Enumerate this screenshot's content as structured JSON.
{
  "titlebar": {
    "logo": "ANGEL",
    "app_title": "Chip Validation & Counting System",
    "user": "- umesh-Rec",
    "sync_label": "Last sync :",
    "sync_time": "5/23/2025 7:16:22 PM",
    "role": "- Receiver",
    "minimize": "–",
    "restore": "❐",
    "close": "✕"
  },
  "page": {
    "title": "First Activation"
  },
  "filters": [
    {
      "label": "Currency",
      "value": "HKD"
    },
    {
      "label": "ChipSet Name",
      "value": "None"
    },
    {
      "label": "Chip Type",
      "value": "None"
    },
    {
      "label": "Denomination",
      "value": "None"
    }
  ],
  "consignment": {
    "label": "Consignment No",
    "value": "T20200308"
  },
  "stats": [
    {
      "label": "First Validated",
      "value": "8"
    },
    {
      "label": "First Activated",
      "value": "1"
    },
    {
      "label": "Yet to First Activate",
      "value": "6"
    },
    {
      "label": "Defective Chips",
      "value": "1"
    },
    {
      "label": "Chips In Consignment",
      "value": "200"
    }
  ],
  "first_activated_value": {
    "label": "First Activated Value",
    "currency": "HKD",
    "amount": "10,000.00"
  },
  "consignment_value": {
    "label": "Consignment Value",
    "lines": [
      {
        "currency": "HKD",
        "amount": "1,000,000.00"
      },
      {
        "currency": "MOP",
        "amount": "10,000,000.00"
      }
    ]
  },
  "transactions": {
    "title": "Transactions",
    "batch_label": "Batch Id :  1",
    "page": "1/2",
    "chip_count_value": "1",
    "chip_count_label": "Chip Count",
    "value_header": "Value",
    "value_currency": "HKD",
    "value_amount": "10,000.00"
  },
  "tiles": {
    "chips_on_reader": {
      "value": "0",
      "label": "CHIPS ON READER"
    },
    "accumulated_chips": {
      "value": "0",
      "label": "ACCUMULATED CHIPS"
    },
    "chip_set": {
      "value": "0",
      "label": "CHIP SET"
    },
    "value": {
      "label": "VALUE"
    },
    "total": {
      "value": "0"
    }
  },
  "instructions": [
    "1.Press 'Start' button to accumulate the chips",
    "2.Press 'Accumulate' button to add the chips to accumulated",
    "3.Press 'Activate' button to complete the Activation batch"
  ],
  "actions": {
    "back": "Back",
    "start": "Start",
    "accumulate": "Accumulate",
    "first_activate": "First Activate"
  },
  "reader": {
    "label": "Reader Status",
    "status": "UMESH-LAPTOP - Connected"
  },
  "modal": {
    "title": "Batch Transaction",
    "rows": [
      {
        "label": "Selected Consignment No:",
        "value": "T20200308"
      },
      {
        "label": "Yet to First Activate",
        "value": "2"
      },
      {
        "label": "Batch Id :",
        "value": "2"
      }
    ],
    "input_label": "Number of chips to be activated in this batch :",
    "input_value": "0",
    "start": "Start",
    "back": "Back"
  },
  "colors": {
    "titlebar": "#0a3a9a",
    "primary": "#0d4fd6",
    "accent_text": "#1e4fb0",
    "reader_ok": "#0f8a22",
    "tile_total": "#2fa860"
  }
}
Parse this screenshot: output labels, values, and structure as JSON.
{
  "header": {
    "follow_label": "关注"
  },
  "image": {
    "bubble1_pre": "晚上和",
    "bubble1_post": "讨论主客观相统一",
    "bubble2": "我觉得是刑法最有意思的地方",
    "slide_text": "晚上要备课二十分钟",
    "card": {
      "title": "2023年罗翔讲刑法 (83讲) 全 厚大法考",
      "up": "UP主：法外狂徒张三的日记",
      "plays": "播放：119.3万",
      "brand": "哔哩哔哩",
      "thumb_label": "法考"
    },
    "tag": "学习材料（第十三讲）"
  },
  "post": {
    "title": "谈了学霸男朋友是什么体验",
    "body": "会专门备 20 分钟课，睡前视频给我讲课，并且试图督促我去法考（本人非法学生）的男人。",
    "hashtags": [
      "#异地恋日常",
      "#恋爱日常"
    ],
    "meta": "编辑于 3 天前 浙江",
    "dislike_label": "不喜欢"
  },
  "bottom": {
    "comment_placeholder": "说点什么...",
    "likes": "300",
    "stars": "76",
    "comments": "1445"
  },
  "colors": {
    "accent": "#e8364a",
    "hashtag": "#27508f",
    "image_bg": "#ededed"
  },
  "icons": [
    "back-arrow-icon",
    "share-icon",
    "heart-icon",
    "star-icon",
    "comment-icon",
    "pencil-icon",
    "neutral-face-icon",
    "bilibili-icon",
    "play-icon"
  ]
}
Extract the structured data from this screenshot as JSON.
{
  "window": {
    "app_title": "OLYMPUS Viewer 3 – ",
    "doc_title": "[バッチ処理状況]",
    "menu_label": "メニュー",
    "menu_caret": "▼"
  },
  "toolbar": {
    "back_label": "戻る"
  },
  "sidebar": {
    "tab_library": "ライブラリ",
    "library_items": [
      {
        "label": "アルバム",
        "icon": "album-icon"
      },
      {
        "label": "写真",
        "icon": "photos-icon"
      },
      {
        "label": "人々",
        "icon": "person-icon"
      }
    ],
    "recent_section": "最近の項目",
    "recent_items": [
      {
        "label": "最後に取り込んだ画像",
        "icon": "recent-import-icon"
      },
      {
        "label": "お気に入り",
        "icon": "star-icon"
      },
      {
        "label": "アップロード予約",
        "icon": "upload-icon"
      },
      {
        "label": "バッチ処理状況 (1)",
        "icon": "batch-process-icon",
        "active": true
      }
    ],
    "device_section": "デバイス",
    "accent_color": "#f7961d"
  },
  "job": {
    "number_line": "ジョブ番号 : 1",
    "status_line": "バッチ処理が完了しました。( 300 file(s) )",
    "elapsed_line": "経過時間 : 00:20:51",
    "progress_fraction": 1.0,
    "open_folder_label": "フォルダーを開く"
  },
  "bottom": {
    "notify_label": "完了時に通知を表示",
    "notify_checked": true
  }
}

━━━━━━━━━━

Exact copies of all the records are required.

TASK ANSWER>
Enumerate this screenshot's content as structured JSON.
{
  "titlebar": {
    "logo": "ANGEL",
    "app_title": "Chip Validation & Counting System",
    "user": "- umesh-Rec",
    "sync_label": "Last sync :",
    "sync_time": "5/23/2025 7:16:22 PM",
    "role": "- Receiver",
    "minimize": "–",
    "restore": "❐",
    "close": "✕"
  },
  "page": {
    "title": "First Activation"
  },
  "filters": [
    {
      "label": "Currency",
      "value": "HKD"
    },
    {
      "label": "ChipSet Name",
      "value": "None"
    },
    {
      "label": "Chip Type",
      "value": "None"
    },
    {
      "label": "Denomination",
      "value": "None"
    }
  ],
  "consignment": {
    "label": "Consignment No",
    "value": "T20200308"
  },
  "stats": [
    {
      "label": "First Validated",
      "value": "8"
    },
    {
      "label": "First Activated",
      "value": "1"
    },
    {
      "label": "Yet to First Activate",
      "value": "6"
    },
    {
      "label": "Defective Chips",
      "value": "1"
    },
    {
      "label": "Chips In Consignment",
      "value": "200"
    }
  ],
  "first_activated_value": {
    "label": "First Activated Value",
    "currency": "HKD",
    "amount": "10,000.00"
  },
  "consignment_value": {
    "label": "Consignment Value",
    "lines": [
      {
        "currency": "HKD",
        "amount": "1,000,000.00"
      },
      {
        "currency": "MOP",
        "amount": "10,000,000.00"
      }
    ]
  },
  "transactions": {
    "title": "Transactions",
    "batch_label": "Batch Id :  1",
    "page": "1/2",
    "chip_count_value": "1",
    "chip_count_label": "Chip Count",
    "value_header": "Value",
    "value_currency": "HKD",
    "value_amount": "10,000.00"
  },
  "tiles": {
    "chips_on_reader": {
      "value": "0",
      "label": "CHIPS ON READER"
    },
    "accumulated_chips": {
      "value": "0",
      "label": "ACCUMULATED CHIPS"
    },
    "chip_set": {
      "value": "0",
      "label": "CHIP SET"
    },
    "value": {
      "label": "VALUE"
    },
    "total": {
      "value": "0"
    }
  },
  "instructions": [
    "1.Press 'Start' button to accumulate the chips",
    "2.Press 'Accumulate' button to add the chips to accumulated",
    "3.Press 'Activate' button to complete the Activation batch"
  ],
  "actions": {
    "back": "Back",
    "start": "Start",
    "accumulate": "Accumulate",
    "first_activate": "First Activate"
  },
  "reader": {
    "label": "Reader Status",
    "status": "UMESH-LAPTOP - Connected"
  },
  "modal": {
    "title": "Batch Transaction",
    "rows": [
      {
        "label": "Selected Consignment No:",
        "value": "T20200308"
      },
      {
        "label": "Yet to First Activate",
        "value": "2"
      },
      {
        "label": "Batch Id :",
        "value": "2"
      }
    ],
    "input_label": "Number of chips to be activated in this batch :",
    "input_value": "0",
    "start": "Start",
    "back": "Back"
  },
  "colors": {
    "titlebar": "#0a3a9a",
    "primary": "#0d4fd6",
    "accent_text": "#1e4fb0",
    "reader_ok": "#0f8a22",
    "tile_total": "#2fa860"
  }
}
Parse this screenshot: output labels, values, and structure as JSON.
{
  "header": {
    "follow_label": "关注"
  },
  "image": {
    "bubble1_pre": "晚上和",
    "bubble1_post": "讨论主客观相统一",
    "bubble2": "我觉得是刑法最有意思的地方",
    "slide_text": "晚上要备课二十分钟",
    "card": {
      "title": "2023年罗翔讲刑法 (83讲) 全 厚大法考",
      "up": "UP主：法外狂徒张三的日记",
      "plays": "播放：119.3万",
      "brand": "哔哩哔哩",
      "thumb_label": "法考"
    },
    "tag": "学习材料（第十三讲）"
  },
  "post": {
    "title": "谈了学霸男朋友是什么体验",
    "body": "会专门备 20 分钟课，睡前视频给我讲课，并且试图督促我去法考（本人非法学生）的男人。",
    "hashtags": [
      "#异地恋日常",
      "#恋爱日常"
    ],
    "meta": "编辑于 3 天前 浙江",
    "dislike_label": "不喜欢"
  },
  "bottom": {
    "comment_placeholder": "说点什么...",
    "likes": "300",
    "stars": "76",
    "comments": "1445"
  },
  "colors": {
    "accent": "#e8364a",
    "hashtag": "#27508f",
    "image_bg": "#ededed"
  },
  "icons": [
    "back-arrow-icon",
    "share-icon",
    "heart-icon",
    "star-icon",
    "comment-icon",
    "pencil-icon",
    "neutral-face-icon",
    "bilibili-icon",
    "play-icon"
  ]
}
Extract the structured data from this screenshot as JSON.
{
  "window": {
    "app_title": "OLYMPUS Viewer 3 – ",
    "doc_title": "[バッチ処理状況]",
    "menu_label": "メニュー",
    "menu_caret": "▼"
  },
  "toolbar": {
    "back_label": "戻る"
  },
  "sidebar": {
    "tab_library": "ライブラリ",
    "library_items": [
      {
        "label": "アルバム",
        "icon": "album-icon"
      },
      {
        "label": "写真",
        "icon": "photos-icon"
      },
      {
        "label": "人々",
        "icon": "person-icon"
      }
    ],
    "recent_section": "最近の項目",
    "recent_items": [
      {
        "label": "最後に取り込んだ画像",
        "icon": "recent-import-icon"
      },
      {
        "label": "お気に入り",
        "icon": "star-icon"
      },
      {
        "label": "アップロード予約",
        "icon": "upload-icon"
      },
      {
        "label": "バッチ処理状況 (1)",
        "icon": "batch-process-icon",
        "active": true
      }
    ],
    "device_section": "デバイス",
    "accent_color": "#f7961d"
  },
  "job": {
    "number_line": "ジョブ番号 : 1",
    "status_line": "バッチ処理が完了しました。( 300 file(s) )",
    "elapsed_line": "経過時間 : 00:20:51",
    "progress_fraction": 1.0,
    "open_folder_label": "フォルダーを開く"
  },
  "bottom": {
    "notify_label": "完了時に通知を表示",
    "notify_checked": true
  }
}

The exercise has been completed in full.